→ What is expected
Rewrite the records below as a JSON list of strings with one string per line, skipping blank lines and leaving out the pictures.

→ Given entries
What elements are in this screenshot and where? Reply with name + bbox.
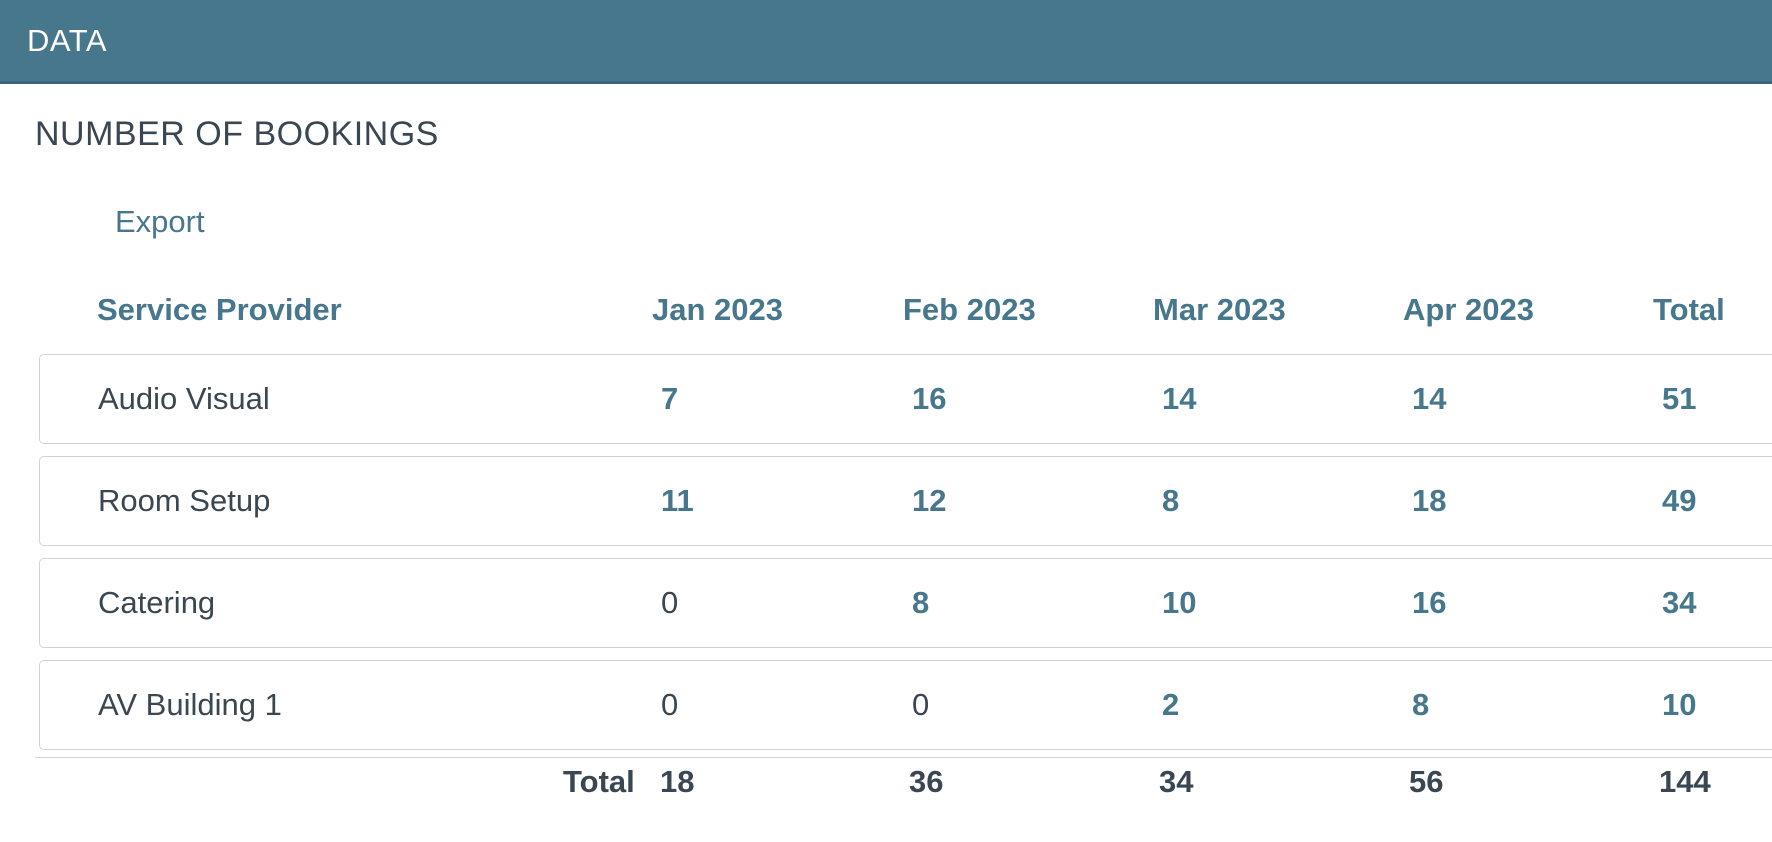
totals-divider — [35, 757, 1772, 758]
top-header-bar: DATA — [0, 0, 1772, 84]
row-value-total[interactable]: 10 — [1662, 687, 1697, 722]
row-value-feb: 0 — [912, 687, 930, 722]
row-value-mar[interactable]: 14 — [1162, 381, 1197, 416]
row-value-jan: 0 — [661, 687, 679, 722]
column-header-feb-2023[interactable]: Feb 2023 — [903, 292, 1036, 327]
row-value-apr[interactable]: 18 — [1412, 483, 1447, 518]
row-value-total[interactable]: 51 — [1662, 381, 1697, 416]
totals-label: Total — [563, 764, 635, 799]
header-title: DATA — [27, 23, 108, 58]
row-provider-name: AV Building 1 — [98, 687, 282, 722]
table-header-row: Service Provider Jan 2023 Feb 2023 Mar 2… — [0, 292, 1772, 336]
column-header-jan-2023[interactable]: Jan 2023 — [652, 292, 783, 327]
row-value-apr[interactable]: 14 — [1412, 381, 1447, 416]
row-value-total[interactable]: 34 — [1662, 585, 1697, 620]
row-value-feb[interactable]: 8 — [912, 585, 930, 620]
column-header-mar-2023[interactable]: Mar 2023 — [1153, 292, 1286, 327]
row-value-feb[interactable]: 16 — [912, 381, 947, 416]
total-value-mar: 34 — [1159, 764, 1194, 799]
row-value-mar[interactable]: 10 — [1162, 585, 1197, 620]
row-provider-name: Audio Visual — [98, 381, 270, 416]
row-value-total[interactable]: 49 — [1662, 483, 1697, 518]
column-header-apr-2023[interactable]: Apr 2023 — [1403, 292, 1534, 327]
row-value-mar[interactable]: 8 — [1162, 483, 1180, 518]
total-value-jan: 18 — [660, 764, 695, 799]
column-header-service-provider[interactable]: Service Provider — [97, 292, 342, 327]
row-value-jan[interactable]: 11 — [661, 483, 694, 518]
export-link[interactable]: Export — [115, 204, 205, 239]
row-value-jan[interactable]: 7 — [661, 381, 679, 416]
row-value-jan: 0 — [661, 585, 679, 620]
row-provider-name: Catering — [98, 585, 216, 620]
row-value-feb[interactable]: 12 — [912, 483, 947, 518]
row-value-apr[interactable]: 16 — [1412, 585, 1447, 620]
column-header-total[interactable]: Total — [1653, 292, 1725, 327]
table-row-av-building-1[interactable]: AV Building 1 0 0 2 8 10 — [39, 660, 1772, 750]
row-value-mar[interactable]: 2 — [1162, 687, 1180, 722]
table-row-audio-visual[interactable]: Audio Visual 7 16 14 14 51 — [39, 354, 1772, 444]
total-value-apr: 56 — [1409, 764, 1444, 799]
table-row-catering[interactable]: Catering 0 8 10 16 34 — [39, 558, 1772, 648]
total-value-feb: 36 — [909, 764, 944, 799]
table-row-room-setup[interactable]: Room Setup 11 12 8 18 49 — [39, 456, 1772, 546]
row-value-apr[interactable]: 8 — [1412, 687, 1430, 722]
section-title: NUMBER OF BOOKINGS — [35, 115, 439, 153]
total-value-total: 144 — [1659, 764, 1711, 799]
totals-row: Total 18 36 34 56 144 — [0, 764, 1772, 808]
row-provider-name: Room Setup — [98, 483, 271, 518]
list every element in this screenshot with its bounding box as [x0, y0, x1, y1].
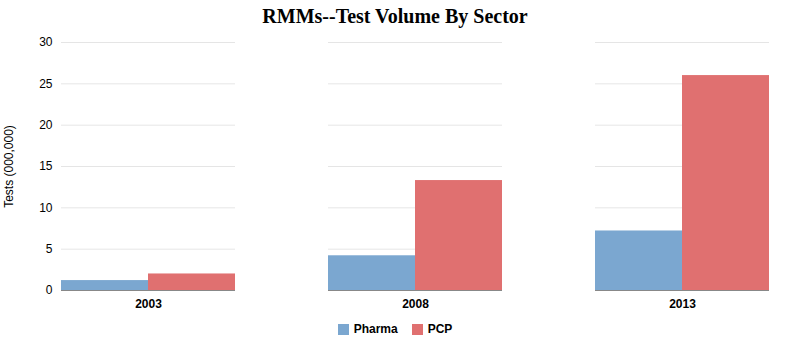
html-text:PCP: PCP	[427, 322, 453, 336]
svg-text:5: 5	[46, 242, 53, 256]
svg-text:2003: 2003	[135, 297, 162, 311]
svg-text:10: 10	[39, 201, 53, 215]
svg-text:20: 20	[39, 118, 53, 132]
svg-text:0: 0	[46, 283, 53, 297]
svg-text:30: 30	[39, 35, 53, 49]
svg-text:2013: 2013	[669, 297, 696, 311]
svg-text:Tests (000,000): Tests (000,000)	[2, 125, 16, 208]
svg-text:2008: 2008	[402, 297, 429, 311]
svg-text:15: 15	[39, 159, 53, 173]
html-text:RMMs--Test Volume By Sector: RMMs--Test Volume By Sector	[262, 5, 528, 27]
svg-text:25: 25	[39, 77, 53, 91]
html-text:Pharma: Pharma	[353, 322, 398, 336]
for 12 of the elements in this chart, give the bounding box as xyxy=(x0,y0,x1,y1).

→ Output for this task
[
  "What elements are in this screenshot and where? Reply with name + bbox.",
  "totals-divider — [35, 757, 1772, 758]",
  "top-header-bar: DATA — [0, 0, 1772, 84]",
  "row-value-total[interactable]: 10 — [1662, 687, 1697, 722]",
  "row-value-feb: 0 — [912, 687, 930, 722]",
  "row-value-mar[interactable]: 14 — [1162, 381, 1197, 416]",
  "row-value-jan: 0 — [661, 687, 679, 722]",
  "column-header-feb-2023[interactable]: Feb 2023 — [903, 292, 1036, 327]",
  "row-value-apr[interactable]: 18 — [1412, 483, 1447, 518]",
  "row-value-total[interactable]: 51 — [1662, 381, 1697, 416]",
  "totals-label: Total — [563, 764, 635, 799]",
  "header-title: DATA — [27, 23, 108, 58]",
  "row-provider-name: AV Building 1 — [98, 687, 282, 722]",
  "table-header-row: Service Provider Jan 2023 Feb 2023 Mar 2… — [0, 292, 1772, 336]",
  "column-header-jan-2023[interactable]: Jan 2023 — [652, 292, 783, 327]",
  "row-value-apr[interactable]: 14 — [1412, 381, 1447, 416]",
  "row-value-total[interactable]: 34 — [1662, 585, 1697, 620]",
  "row-value-feb[interactable]: 8 — [912, 585, 930, 620]",
  "column-header-mar-2023[interactable]: Mar 2023 — [1153, 292, 1286, 327]",
  "row-value-feb[interactable]: 16 — [912, 381, 947, 416]",
  "total-value-mar: 34 — [1159, 764, 1194, 799]",
  "row-value-mar[interactable]: 10 — [1162, 585, 1197, 620]",
  "row-provider-name: Audio Visual — [98, 381, 270, 416]",
  "row-value-total[interactable]: 49 — [1662, 483, 1697, 518]",
  "column-header-apr-2023[interactable]: Apr 2023 — [1403, 292, 1534, 327]",
  "row-value-mar[interactable]: 8 — [1162, 483, 1180, 518]",
  "total-value-jan: 18 — [660, 764, 695, 799]",
  "column-header-service-provider[interactable]: Service Provider — [97, 292, 342, 327]",
  "row-value-jan[interactable]: 11 — [661, 483, 694, 518]",
  "export-link[interactable]: Export — [115, 204, 205, 239]",
  "row-value-jan[interactable]: 7 — [661, 381, 679, 416]",
  "row-value-jan: 0 — [661, 585, 679, 620]",
  "row-provider-name: Catering — [98, 585, 216, 620]",
  "row-value-feb[interactable]: 12 — [912, 483, 947, 518]",
  "row-value-apr[interactable]: 16 — [1412, 585, 1447, 620]",
  "column-header-total[interactable]: Total — [1653, 292, 1725, 327]",
  "table-row-av-building-1[interactable]: AV Building 1 0 0 2 8 10 — [39, 660, 1772, 750]",
  "row-value-mar[interactable]: 2 — [1162, 687, 1180, 722]",
  "table-row-audio-visual[interactable]: Audio Visual 7 16 14 14 51 — [39, 354, 1772, 444]",
  "total-value-apr: 56 — [1409, 764, 1444, 799]",
  "table-row-catering[interactable]: Catering 0 8 10 16 34 — [39, 558, 1772, 648]",
  "total-value-feb: 36 — [909, 764, 944, 799]",
  "table-row-room-setup[interactable]: Room Setup 11 12 8 18 49 — [39, 456, 1772, 546]",
  "row-value-apr[interactable]: 8 — [1412, 687, 1430, 722]",
  "section-title: NUMBER OF BOOKINGS — [35, 115, 439, 153]",
  "total-value-total: 144 — [1659, 764, 1711, 799]",
  "totals-row: Total 18 36 34 56 144 — [0, 764, 1772, 808]",
  "row-provider-name: Room Setup — [98, 483, 271, 518]",
  "list every element in this screenshot with its bounding box as [x0, y0, x1, y1].",
  "html-text:PCP: PCP\t[427, 322, 453, 336]",
  "svg-text:5: 5\t[46, 242, 53, 256]",
  "svg-text:2003: 2003\t[135, 297, 162, 311]",
  "svg-text:10: 10\t[39, 201, 53, 215]",
  "svg-text:20: 20\t[39, 118, 53, 132]",
  "svg-text:0: 0\t[46, 283, 53, 297]",
  "svg-text:30: 30\t[39, 35, 53, 49]",
  "svg-text:2013: 2013\t[669, 297, 696, 311]",
  "svg-text:Tests (000,000): Tests (000,000)\t[2, 125, 16, 208]",
  "svg-text:2008: 2008\t[402, 297, 429, 311]",
  "svg-text:15: 15\t[39, 159, 53, 173]",
  "html-text:RMMs--Test Volume By Sector: RMMs--Test Volume By Sector\t[262, 5, 528, 27]",
  "svg-text:25: 25\t[39, 77, 53, 91]",
  "html-text:Pharma: Pharma\t[353, 322, 398, 336]",
  "for 12 of the elements in this chart, give the bounding box as xyxy=(x0,y0,x1,y1)."
]